++++ RECORDS PROVIDED

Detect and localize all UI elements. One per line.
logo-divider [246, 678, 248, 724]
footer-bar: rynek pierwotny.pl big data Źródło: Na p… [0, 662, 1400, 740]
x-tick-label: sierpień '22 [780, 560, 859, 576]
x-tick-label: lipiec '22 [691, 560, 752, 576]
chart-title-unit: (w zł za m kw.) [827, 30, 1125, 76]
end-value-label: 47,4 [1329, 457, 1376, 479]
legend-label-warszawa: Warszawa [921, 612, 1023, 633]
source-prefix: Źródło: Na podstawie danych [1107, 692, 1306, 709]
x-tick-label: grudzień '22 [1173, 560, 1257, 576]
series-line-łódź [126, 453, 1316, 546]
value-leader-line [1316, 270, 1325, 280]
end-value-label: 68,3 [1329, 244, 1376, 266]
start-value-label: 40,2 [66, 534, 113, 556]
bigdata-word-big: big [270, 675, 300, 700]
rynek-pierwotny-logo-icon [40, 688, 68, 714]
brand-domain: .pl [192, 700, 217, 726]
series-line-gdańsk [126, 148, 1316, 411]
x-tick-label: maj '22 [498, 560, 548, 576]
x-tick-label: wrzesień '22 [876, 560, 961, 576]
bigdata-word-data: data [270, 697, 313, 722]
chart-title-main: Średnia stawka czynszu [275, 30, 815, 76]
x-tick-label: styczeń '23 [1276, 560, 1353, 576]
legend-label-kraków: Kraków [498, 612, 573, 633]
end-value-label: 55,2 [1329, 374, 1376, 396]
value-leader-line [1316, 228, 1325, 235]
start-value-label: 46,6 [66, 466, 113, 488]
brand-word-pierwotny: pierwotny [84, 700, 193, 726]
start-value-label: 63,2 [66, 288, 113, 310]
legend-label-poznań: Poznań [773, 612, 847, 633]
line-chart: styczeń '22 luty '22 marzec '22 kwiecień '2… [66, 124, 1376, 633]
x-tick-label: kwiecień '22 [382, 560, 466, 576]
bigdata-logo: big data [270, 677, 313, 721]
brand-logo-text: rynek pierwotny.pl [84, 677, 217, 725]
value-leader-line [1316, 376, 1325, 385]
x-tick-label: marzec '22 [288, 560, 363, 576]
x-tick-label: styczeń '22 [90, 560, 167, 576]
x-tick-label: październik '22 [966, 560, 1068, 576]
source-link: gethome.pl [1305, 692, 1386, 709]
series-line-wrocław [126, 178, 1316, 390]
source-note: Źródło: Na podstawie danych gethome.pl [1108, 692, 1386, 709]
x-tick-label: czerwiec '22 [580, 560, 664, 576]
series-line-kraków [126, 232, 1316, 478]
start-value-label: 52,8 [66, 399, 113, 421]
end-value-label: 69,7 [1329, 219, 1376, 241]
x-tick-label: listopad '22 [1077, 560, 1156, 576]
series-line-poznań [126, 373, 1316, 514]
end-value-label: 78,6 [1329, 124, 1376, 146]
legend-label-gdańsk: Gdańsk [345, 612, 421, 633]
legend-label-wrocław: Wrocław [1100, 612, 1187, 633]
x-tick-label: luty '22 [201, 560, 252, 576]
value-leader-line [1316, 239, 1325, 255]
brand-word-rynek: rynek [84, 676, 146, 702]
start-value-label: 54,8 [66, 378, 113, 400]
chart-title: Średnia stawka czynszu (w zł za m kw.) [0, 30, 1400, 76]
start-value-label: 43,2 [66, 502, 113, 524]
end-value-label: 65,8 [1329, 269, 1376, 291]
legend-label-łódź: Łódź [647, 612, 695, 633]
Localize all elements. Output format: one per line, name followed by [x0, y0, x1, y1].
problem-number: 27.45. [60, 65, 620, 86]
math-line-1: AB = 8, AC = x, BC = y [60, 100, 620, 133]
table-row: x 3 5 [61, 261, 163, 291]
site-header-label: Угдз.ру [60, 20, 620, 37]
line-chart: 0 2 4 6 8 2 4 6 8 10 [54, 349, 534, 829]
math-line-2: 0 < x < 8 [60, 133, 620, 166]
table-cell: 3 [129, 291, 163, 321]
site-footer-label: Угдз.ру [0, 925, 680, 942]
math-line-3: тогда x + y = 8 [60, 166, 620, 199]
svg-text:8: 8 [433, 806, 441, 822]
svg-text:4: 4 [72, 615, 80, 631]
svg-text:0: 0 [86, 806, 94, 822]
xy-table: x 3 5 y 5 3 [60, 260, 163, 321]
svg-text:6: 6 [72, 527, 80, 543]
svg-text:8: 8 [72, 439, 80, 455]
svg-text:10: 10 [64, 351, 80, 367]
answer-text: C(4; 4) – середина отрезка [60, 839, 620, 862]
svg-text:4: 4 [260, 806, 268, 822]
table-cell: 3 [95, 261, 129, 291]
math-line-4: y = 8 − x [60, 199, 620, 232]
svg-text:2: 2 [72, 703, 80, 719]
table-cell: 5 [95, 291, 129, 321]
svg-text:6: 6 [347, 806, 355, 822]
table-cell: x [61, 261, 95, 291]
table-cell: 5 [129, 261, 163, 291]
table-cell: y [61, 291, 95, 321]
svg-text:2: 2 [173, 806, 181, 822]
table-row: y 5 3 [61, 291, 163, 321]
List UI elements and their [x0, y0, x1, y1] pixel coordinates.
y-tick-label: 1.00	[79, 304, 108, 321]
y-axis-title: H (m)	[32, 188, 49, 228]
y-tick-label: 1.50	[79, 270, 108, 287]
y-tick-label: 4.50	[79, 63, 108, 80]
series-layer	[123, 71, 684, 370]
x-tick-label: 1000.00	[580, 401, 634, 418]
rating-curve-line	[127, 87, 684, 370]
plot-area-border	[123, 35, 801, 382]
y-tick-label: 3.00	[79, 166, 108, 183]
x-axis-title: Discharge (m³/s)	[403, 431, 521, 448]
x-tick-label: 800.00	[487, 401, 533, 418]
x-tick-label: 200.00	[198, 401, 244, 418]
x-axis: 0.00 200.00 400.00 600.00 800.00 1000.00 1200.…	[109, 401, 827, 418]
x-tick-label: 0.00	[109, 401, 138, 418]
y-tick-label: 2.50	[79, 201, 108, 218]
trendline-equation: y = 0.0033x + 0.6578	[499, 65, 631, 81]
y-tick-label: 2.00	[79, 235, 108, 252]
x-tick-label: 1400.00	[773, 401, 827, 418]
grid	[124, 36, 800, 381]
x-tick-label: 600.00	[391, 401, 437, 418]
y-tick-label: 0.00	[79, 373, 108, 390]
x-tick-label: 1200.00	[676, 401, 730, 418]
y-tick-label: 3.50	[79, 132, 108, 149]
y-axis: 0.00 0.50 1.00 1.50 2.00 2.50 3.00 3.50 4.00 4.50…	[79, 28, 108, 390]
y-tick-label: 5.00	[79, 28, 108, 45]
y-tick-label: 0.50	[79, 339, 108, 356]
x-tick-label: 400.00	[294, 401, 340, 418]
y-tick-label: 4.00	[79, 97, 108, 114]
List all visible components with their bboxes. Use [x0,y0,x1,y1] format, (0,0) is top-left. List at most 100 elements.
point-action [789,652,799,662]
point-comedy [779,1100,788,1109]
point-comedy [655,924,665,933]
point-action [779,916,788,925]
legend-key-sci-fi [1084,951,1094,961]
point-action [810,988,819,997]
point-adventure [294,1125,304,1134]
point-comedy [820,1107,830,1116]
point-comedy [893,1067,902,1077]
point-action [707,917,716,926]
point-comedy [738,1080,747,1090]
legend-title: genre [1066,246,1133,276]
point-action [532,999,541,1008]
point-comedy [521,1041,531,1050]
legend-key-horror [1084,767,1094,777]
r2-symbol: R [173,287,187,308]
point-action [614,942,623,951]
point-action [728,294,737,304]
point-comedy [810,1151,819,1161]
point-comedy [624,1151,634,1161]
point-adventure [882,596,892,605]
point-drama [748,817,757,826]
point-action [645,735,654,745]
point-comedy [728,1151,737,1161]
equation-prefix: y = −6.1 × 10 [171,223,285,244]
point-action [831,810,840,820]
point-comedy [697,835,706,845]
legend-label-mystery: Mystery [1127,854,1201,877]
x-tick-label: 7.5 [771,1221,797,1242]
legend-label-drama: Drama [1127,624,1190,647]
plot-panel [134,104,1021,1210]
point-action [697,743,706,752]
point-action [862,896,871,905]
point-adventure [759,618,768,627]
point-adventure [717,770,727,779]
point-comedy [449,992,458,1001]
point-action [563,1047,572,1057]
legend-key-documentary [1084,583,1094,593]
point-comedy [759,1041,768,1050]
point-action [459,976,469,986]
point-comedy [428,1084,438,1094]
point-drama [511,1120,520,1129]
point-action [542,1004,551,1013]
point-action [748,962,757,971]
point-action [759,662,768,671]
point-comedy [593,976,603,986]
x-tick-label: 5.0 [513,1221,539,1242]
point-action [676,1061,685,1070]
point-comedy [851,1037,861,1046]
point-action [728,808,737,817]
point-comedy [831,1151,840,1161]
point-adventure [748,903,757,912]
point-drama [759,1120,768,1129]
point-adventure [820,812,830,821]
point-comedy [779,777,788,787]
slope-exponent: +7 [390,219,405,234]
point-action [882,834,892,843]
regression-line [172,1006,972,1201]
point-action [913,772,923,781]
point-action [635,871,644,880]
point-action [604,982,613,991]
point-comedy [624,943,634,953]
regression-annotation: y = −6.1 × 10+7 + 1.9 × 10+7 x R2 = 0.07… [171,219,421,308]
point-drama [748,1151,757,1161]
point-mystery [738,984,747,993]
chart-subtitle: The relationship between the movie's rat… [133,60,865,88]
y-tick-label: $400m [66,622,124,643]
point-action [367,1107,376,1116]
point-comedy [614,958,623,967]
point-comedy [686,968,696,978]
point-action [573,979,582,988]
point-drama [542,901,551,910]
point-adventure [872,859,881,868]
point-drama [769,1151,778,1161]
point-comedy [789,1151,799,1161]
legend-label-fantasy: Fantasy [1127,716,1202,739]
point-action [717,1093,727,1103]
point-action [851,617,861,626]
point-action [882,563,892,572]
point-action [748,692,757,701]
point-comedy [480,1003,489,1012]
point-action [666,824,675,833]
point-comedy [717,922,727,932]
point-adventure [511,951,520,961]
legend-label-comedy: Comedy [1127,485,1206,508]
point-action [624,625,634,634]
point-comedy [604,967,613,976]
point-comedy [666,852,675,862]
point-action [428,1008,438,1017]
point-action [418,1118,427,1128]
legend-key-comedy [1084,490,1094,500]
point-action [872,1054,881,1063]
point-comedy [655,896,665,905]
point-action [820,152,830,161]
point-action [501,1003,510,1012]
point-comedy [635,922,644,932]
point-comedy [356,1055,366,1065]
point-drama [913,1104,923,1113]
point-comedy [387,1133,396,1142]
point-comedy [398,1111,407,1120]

++++++++

■ THE PROBLEM
Can you pull out the rows from the very first one through the line containing "series-line-wrocław [126, 178, 1316, 390]", keeping both ends and leaving every line unchanged?

■ EXERCISE OUTPUT
Detect and localize all UI elements. One per line.
logo-divider [246, 678, 248, 724]
footer-bar: rynek pierwotny.pl big data Źródło: Na p… [0, 662, 1400, 740]
x-tick-label: sierpień '22 [780, 560, 859, 576]
x-tick-label: lipiec '22 [691, 560, 752, 576]
chart-title-unit: (w zł za m kw.) [827, 30, 1125, 76]
end-value-label: 47,4 [1329, 457, 1376, 479]
legend-label-warszawa: Warszawa [921, 612, 1023, 633]
source-prefix: Źródło: Na podstawie danych [1107, 692, 1306, 709]
x-tick-label: grudzień '22 [1173, 560, 1257, 576]
series-line-łódź [126, 453, 1316, 546]
value-leader-line [1316, 270, 1325, 280]
end-value-label: 68,3 [1329, 244, 1376, 266]
start-value-label: 40,2 [66, 534, 113, 556]
bigdata-word-big: big [270, 675, 300, 700]
rynek-pierwotny-logo-icon [40, 688, 68, 714]
brand-domain: .pl [192, 700, 217, 726]
series-line-gdańsk [126, 148, 1316, 411]
x-tick-label: maj '22 [498, 560, 548, 576]
x-tick-label: wrzesień '22 [876, 560, 961, 576]
bigdata-word-data: data [270, 697, 313, 722]
chart-title-main: Średnia stawka czynszu [275, 30, 815, 76]
x-tick-label: styczeń '23 [1276, 560, 1353, 576]
legend-label-kraków: Kraków [498, 612, 573, 633]
end-value-label: 55,2 [1329, 374, 1376, 396]
value-leader-line [1316, 228, 1325, 235]
start-value-label: 46,6 [66, 466, 113, 488]
brand-word-pierwotny: pierwotny [84, 700, 193, 726]
start-value-label: 63,2 [66, 288, 113, 310]
legend-label-poznań: Poznań [773, 612, 847, 633]
line-chart: styczeń '22 luty '22 marzec '22 kwiecień '2… [66, 124, 1376, 633]
x-tick-label: kwiecień '22 [382, 560, 466, 576]
bigdata-logo: big data [270, 677, 313, 721]
brand-logo-text: rynek pierwotny.pl [84, 677, 217, 725]
value-leader-line [1316, 376, 1325, 385]
x-tick-label: marzec '22 [288, 560, 363, 576]
x-tick-label: styczeń '22 [90, 560, 167, 576]
x-tick-label: październik '22 [966, 560, 1068, 576]
source-link: gethome.pl [1305, 692, 1386, 709]
series-line-wrocław [126, 178, 1316, 390]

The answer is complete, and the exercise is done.